# [GOAL OF THE EXERCISE]
Filter for the word "покупкой" and keep each matching line.
═══ LISTING ═══
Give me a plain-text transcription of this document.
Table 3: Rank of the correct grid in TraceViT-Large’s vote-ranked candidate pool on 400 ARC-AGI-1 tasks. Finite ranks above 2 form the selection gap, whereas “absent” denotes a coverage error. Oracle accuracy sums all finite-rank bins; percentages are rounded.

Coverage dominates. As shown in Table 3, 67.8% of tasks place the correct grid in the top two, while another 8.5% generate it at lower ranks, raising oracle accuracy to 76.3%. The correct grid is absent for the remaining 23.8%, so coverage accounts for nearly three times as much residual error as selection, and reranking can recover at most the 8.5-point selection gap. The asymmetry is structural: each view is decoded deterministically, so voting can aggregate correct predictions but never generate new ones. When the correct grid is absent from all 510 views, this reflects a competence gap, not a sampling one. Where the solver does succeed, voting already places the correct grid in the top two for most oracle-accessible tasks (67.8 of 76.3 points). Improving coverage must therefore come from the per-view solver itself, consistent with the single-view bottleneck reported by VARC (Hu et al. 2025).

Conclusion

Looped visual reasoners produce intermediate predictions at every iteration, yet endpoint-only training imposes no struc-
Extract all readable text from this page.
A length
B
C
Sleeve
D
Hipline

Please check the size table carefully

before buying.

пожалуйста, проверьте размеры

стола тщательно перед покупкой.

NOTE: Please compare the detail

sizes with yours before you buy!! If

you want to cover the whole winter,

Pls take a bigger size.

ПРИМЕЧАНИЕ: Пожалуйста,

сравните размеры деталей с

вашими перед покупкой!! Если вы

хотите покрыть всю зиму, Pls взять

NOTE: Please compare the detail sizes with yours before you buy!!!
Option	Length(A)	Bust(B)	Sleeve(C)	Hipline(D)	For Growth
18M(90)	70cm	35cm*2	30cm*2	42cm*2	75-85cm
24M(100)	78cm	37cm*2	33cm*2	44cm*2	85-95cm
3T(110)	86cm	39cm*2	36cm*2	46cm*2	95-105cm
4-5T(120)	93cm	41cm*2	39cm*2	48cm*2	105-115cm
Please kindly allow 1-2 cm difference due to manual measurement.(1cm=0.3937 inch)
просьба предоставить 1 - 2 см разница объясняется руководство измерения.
═══
# [OUTPUT OF THE TASK]
стола тщательно перед покупкой.
вашими перед покупкой!! Если вы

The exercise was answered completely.